++++ ENTRIES SUPPLIED

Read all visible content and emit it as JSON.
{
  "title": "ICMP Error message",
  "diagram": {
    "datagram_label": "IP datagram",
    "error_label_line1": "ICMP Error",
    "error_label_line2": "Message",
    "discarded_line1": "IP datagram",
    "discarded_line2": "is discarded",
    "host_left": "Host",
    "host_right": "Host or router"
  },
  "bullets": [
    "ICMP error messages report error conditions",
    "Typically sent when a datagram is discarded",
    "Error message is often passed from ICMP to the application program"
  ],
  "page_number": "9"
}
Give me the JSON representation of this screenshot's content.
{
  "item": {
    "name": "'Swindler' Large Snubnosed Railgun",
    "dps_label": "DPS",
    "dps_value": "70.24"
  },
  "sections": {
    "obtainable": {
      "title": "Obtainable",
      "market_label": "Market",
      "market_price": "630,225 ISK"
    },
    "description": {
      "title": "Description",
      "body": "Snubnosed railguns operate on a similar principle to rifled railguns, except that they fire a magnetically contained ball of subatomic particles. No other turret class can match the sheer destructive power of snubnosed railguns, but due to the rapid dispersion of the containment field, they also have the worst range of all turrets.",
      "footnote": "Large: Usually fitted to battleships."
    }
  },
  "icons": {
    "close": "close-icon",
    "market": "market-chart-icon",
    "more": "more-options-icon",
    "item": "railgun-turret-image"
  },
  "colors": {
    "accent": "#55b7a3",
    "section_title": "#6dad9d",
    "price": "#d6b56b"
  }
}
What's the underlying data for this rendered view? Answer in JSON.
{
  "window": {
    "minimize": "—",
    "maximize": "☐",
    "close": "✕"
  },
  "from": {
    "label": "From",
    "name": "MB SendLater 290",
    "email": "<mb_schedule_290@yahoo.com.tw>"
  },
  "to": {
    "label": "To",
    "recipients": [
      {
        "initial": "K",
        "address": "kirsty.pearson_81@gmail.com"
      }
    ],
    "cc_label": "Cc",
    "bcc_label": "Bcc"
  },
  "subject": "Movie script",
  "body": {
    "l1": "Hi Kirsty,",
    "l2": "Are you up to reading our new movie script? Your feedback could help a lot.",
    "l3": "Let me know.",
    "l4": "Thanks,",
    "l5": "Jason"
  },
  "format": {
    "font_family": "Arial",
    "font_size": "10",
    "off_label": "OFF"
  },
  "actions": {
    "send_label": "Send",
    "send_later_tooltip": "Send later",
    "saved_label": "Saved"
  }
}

++++++++

● **WRITTEN TASK**: Identify every line where the string "this" appears.

● **TASK OUTPUT**:
Give me the JSON representation of this screenshot's content.
What's the underlying data for this rendered view? Answer in JSON.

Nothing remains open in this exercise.